* Begin Exercise data *

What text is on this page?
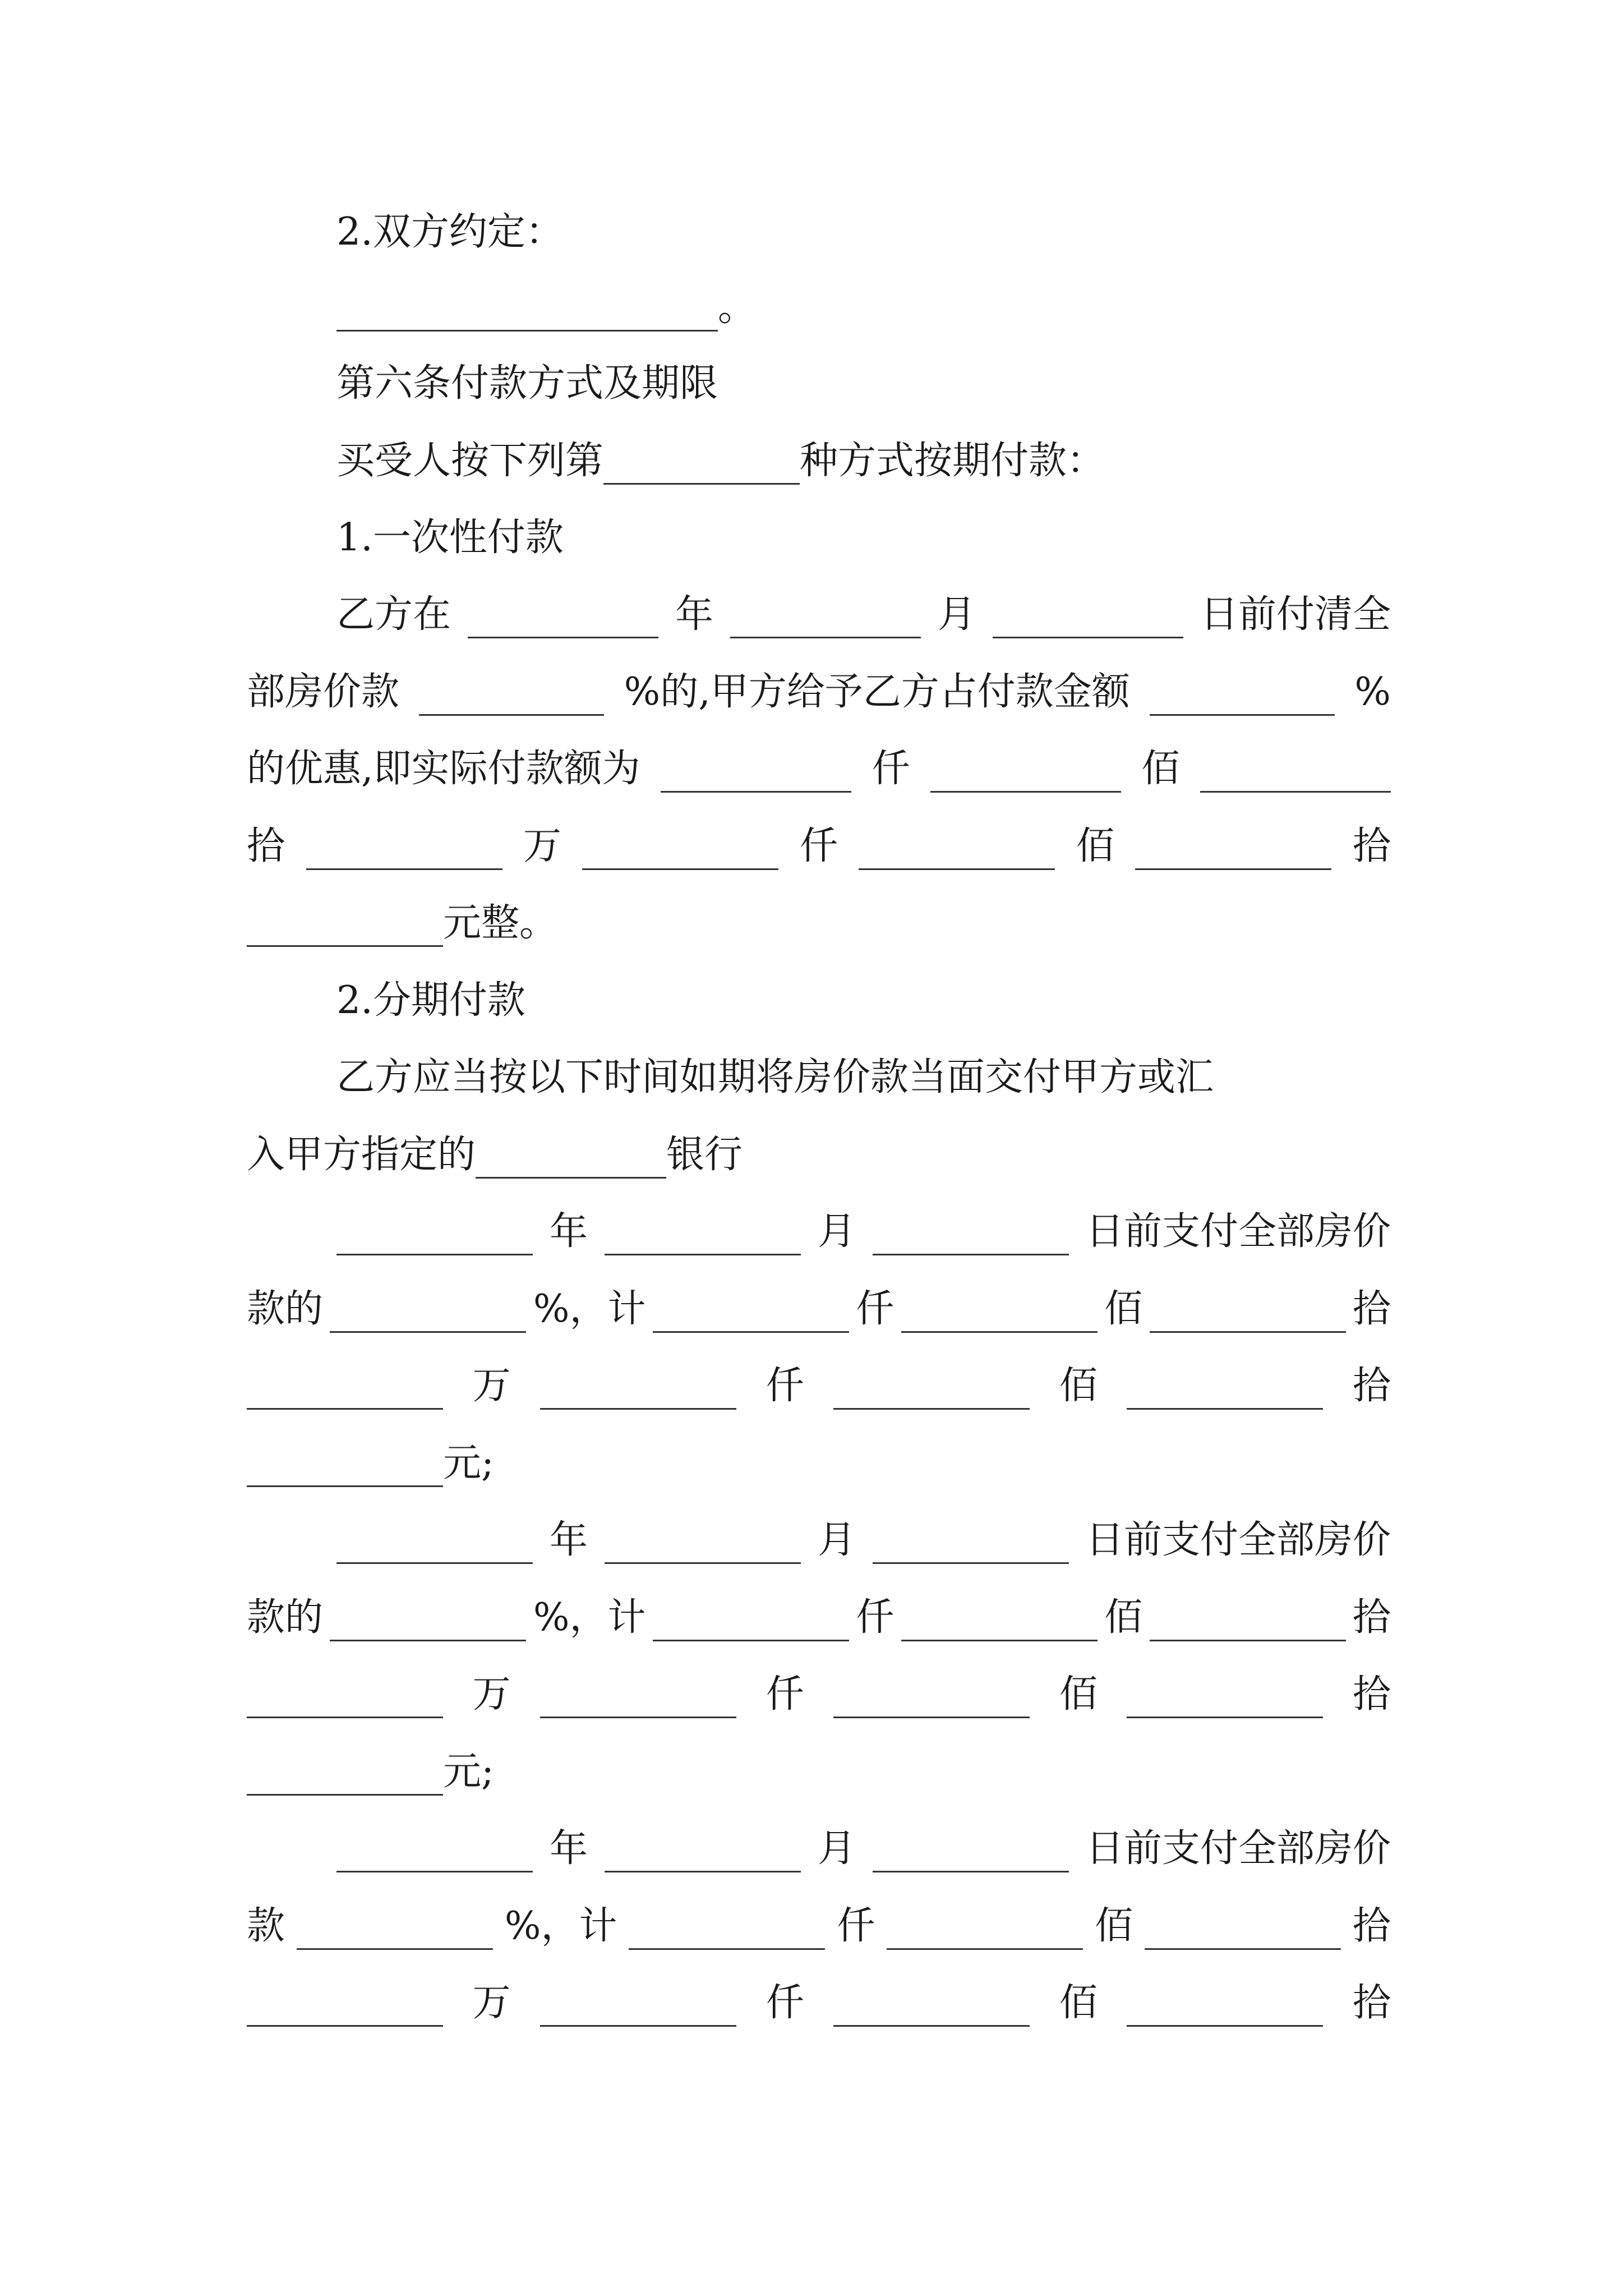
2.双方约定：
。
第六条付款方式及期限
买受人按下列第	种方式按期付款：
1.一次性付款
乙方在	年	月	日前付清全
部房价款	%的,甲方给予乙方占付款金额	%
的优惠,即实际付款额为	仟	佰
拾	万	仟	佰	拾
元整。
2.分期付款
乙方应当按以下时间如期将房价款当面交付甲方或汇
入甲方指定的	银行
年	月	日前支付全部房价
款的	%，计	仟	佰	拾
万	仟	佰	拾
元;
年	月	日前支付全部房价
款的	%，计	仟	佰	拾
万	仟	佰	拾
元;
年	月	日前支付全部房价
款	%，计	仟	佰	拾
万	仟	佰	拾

* End Exercise data *
* Begin Exercise data *

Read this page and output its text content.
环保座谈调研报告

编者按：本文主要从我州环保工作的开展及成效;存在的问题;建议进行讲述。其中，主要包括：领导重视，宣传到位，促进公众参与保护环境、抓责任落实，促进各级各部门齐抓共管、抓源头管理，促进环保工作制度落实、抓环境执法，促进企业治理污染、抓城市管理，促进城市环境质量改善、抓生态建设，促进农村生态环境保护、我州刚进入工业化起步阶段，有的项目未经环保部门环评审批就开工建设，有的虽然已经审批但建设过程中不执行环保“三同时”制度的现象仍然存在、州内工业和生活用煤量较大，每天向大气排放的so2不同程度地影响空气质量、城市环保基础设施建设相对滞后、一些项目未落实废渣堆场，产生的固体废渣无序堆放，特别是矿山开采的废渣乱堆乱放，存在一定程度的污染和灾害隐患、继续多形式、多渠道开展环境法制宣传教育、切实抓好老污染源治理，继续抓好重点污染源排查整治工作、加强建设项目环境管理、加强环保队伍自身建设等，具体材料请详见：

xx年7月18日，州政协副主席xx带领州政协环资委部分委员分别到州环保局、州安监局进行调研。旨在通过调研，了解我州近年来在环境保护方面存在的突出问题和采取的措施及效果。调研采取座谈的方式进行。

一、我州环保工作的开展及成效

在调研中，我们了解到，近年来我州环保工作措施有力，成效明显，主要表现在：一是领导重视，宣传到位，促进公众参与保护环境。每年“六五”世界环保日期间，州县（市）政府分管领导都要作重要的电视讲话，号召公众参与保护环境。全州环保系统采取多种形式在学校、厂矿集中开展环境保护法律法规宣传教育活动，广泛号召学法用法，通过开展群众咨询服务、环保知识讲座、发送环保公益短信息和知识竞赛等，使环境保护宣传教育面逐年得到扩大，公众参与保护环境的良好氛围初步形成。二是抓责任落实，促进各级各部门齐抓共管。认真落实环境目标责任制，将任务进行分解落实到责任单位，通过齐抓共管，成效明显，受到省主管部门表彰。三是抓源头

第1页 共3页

* End Exercise data *

● Task details: Identify the lines that contain the string "page", and copy every one of them.

● Response to this task:
What text is on this page?
Read this page and output its text content.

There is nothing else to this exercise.